_Provided material_:
#####

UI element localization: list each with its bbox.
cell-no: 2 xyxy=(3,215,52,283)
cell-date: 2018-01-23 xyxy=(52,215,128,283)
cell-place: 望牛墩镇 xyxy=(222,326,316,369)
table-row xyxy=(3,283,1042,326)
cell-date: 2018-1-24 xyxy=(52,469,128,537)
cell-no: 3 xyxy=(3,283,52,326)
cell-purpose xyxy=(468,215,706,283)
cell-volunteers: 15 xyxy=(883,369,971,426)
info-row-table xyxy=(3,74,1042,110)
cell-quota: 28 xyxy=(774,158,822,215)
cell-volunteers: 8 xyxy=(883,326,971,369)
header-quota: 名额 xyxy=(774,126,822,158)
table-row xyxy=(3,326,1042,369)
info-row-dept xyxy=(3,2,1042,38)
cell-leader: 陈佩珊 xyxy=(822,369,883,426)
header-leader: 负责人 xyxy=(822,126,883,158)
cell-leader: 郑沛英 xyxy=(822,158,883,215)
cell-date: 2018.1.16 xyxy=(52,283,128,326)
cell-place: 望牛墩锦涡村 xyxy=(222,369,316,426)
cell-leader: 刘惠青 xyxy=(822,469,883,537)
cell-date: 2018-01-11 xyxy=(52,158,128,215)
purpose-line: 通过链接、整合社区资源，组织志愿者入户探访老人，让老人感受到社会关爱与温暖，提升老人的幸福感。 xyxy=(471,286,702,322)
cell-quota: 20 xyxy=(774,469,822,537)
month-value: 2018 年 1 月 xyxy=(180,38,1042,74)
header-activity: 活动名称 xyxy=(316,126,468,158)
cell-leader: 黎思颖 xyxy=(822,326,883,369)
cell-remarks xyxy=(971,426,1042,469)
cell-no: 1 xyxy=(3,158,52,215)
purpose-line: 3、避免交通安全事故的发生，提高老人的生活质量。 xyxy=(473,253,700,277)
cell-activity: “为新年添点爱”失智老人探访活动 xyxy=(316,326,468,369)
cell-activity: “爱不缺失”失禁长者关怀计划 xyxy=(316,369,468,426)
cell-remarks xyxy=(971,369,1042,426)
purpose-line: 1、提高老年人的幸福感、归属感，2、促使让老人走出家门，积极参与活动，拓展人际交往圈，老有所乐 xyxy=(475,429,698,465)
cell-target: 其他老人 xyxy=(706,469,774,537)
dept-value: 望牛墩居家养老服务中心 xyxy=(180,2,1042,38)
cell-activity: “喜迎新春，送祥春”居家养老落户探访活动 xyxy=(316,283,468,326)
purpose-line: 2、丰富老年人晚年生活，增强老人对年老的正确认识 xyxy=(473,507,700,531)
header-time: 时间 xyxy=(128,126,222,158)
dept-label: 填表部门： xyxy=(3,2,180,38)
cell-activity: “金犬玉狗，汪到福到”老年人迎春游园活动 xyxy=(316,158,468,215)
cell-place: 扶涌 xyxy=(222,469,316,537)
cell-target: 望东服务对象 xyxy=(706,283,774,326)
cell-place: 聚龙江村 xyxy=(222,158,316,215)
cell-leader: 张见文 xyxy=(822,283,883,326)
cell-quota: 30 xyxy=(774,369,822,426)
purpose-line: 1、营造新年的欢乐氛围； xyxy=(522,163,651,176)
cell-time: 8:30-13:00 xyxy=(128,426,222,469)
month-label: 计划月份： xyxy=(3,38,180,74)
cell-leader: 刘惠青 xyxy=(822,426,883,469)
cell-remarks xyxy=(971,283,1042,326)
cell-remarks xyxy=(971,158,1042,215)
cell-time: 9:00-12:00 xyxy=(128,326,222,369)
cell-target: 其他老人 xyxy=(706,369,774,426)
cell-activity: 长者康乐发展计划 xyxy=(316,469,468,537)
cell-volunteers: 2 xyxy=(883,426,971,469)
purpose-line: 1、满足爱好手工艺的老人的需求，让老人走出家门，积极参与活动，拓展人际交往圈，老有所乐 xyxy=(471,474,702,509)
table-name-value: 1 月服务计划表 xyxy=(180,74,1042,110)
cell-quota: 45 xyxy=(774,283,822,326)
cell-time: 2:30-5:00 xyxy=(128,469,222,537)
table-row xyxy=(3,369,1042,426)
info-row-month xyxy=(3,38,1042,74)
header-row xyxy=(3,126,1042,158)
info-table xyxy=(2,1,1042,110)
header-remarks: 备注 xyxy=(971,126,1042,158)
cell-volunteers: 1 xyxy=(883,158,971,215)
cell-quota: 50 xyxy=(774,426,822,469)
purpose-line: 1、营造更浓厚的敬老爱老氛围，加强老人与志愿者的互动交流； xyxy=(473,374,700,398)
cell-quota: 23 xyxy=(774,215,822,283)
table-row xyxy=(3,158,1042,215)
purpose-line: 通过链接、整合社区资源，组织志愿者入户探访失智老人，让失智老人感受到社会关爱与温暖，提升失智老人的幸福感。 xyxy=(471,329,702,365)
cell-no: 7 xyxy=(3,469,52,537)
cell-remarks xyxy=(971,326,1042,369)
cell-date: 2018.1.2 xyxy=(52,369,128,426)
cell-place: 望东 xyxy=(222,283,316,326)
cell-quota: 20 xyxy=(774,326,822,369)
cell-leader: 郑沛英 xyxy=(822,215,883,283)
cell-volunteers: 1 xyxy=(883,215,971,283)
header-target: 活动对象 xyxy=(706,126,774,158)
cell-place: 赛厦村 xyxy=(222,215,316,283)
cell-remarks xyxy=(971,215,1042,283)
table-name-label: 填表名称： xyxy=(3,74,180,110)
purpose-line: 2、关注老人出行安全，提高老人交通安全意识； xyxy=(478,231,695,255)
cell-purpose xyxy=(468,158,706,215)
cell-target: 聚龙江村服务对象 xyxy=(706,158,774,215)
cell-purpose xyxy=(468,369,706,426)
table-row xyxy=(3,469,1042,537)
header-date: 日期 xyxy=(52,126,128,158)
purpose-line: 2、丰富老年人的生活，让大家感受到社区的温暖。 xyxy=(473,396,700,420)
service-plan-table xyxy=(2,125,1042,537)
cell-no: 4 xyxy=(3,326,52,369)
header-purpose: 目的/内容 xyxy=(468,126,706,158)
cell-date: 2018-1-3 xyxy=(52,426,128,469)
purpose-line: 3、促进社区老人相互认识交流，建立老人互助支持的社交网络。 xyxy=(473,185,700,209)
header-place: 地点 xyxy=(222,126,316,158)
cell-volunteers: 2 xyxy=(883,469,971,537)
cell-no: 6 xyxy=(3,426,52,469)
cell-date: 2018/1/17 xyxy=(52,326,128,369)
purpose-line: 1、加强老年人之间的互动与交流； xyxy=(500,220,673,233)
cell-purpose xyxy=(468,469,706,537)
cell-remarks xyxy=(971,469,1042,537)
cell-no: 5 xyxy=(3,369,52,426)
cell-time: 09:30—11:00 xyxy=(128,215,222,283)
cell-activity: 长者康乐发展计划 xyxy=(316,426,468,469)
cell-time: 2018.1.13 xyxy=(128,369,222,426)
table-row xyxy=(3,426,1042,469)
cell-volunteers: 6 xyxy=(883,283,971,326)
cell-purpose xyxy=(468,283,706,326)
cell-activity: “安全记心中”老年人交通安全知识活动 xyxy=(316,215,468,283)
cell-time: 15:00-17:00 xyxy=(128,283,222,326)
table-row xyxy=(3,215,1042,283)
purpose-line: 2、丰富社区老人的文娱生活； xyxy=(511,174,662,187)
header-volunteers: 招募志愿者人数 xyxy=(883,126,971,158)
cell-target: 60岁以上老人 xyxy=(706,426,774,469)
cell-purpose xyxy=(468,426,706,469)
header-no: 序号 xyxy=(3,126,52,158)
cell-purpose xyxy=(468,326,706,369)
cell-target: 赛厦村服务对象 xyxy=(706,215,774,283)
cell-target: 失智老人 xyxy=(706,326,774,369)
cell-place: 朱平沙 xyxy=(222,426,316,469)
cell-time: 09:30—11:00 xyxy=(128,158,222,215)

#####

Repeat the stretch of the records from the start through the line containing "cell-no: 3 xyxy=(3,283,52,326)", both ends included.

_Reply_:
UI element localization: list each with its bbox.
cell-no: 2 xyxy=(3,215,52,283)
cell-date: 2018-01-23 xyxy=(52,215,128,283)
cell-place: 望牛墩镇 xyxy=(222,326,316,369)
table-row xyxy=(3,283,1042,326)
cell-date: 2018-1-24 xyxy=(52,469,128,537)
cell-no: 3 xyxy=(3,283,52,326)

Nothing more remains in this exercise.